───── Items

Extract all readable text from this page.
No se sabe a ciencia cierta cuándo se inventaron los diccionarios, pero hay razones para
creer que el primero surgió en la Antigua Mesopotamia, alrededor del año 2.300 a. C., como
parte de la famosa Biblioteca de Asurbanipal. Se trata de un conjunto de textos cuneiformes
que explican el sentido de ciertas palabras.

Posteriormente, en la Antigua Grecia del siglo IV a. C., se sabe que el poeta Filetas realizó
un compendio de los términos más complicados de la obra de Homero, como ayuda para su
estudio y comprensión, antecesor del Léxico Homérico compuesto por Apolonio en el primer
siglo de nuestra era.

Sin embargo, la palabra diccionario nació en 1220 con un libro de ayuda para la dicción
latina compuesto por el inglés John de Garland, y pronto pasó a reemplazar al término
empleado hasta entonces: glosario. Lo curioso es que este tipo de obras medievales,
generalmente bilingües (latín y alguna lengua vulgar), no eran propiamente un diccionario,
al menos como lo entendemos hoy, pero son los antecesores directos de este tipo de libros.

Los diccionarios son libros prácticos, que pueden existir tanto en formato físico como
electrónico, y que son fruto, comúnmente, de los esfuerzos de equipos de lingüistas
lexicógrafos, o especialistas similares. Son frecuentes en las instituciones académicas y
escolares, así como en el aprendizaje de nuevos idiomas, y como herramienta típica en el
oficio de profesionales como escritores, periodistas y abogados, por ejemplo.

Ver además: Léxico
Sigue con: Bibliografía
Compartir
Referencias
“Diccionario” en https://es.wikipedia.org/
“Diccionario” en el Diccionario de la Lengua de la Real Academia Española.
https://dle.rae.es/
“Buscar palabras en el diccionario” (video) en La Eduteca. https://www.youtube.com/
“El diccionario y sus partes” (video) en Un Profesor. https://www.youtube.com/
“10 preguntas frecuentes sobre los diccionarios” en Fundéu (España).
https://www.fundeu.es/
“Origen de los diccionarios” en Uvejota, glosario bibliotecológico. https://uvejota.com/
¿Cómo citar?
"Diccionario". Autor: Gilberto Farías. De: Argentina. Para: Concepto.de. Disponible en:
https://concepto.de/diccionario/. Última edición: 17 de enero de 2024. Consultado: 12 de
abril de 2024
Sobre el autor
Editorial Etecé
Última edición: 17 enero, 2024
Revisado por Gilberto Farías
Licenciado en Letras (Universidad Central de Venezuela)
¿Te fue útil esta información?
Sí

──────────
───── Items

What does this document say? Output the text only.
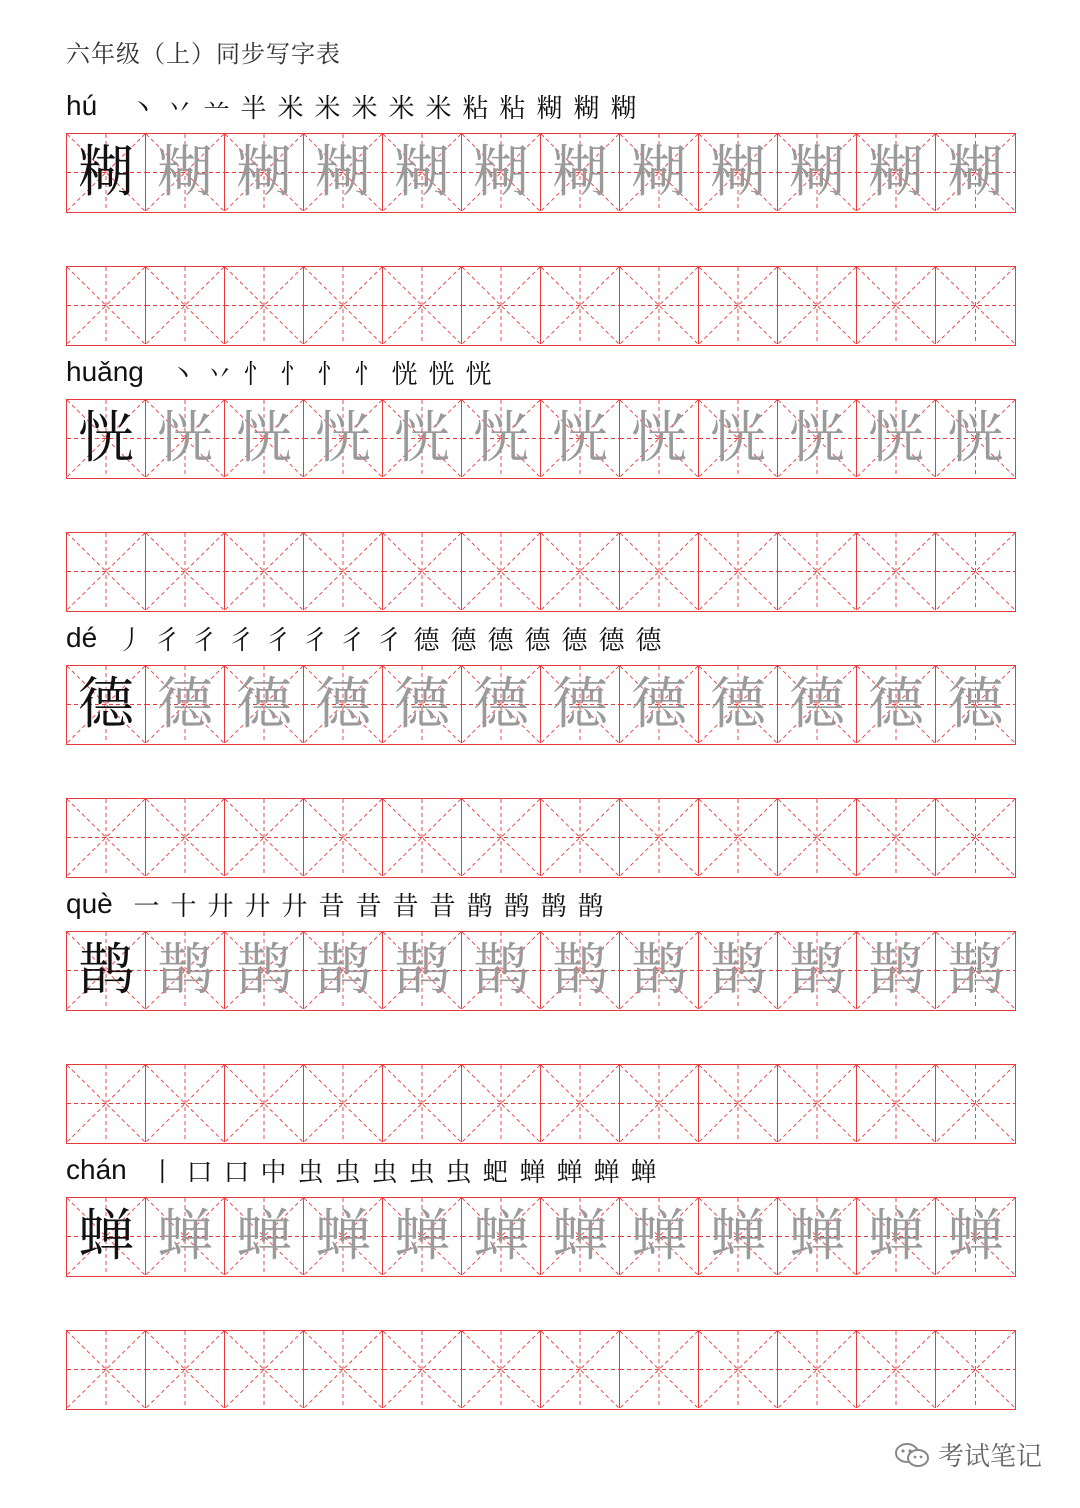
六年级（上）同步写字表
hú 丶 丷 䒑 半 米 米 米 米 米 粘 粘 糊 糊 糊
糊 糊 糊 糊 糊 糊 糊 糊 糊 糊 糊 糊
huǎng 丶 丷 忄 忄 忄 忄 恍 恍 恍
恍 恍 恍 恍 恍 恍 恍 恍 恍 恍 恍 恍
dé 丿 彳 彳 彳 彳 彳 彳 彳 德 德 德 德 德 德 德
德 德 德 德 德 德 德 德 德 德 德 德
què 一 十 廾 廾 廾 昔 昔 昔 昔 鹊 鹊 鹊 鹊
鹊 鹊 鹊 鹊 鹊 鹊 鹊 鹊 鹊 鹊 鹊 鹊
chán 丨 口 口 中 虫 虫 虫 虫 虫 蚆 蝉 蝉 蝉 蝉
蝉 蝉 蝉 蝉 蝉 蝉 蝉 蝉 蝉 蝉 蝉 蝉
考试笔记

──────────

* Directions for this task:
Answer only with how many lines in the records include "Farías".

* Written answer:
2